THE INPUT
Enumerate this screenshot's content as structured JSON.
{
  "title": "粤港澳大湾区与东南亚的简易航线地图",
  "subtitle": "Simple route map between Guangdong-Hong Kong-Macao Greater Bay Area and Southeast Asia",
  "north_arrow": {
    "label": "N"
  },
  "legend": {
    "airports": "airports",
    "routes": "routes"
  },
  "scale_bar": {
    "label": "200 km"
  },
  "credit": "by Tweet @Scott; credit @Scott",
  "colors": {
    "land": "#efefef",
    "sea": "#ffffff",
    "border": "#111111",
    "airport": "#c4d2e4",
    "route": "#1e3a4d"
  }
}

EXERCISE PROMPT
All of the entries must be quoted exactly; please include each one.

WRITTEN RESPONSE
Enumerate this screenshot's content as structured JSON.
{
  "title": "粤港澳大湾区与东南亚的简易航线地图",
  "subtitle": "Simple route map between Guangdong-Hong Kong-Macao Greater Bay Area and Southeast Asia",
  "north_arrow": {
    "label": "N"
  },
  "legend": {
    "airports": "airports",
    "routes": "routes"
  },
  "scale_bar": {
    "label": "200 km"
  },
  "credit": "by Tweet @Scott; credit @Scott",
  "colors": {
    "land": "#efefef",
    "sea": "#ffffff",
    "border": "#111111",
    "airport": "#c4d2e4",
    "route": "#1e3a4d"
  }
}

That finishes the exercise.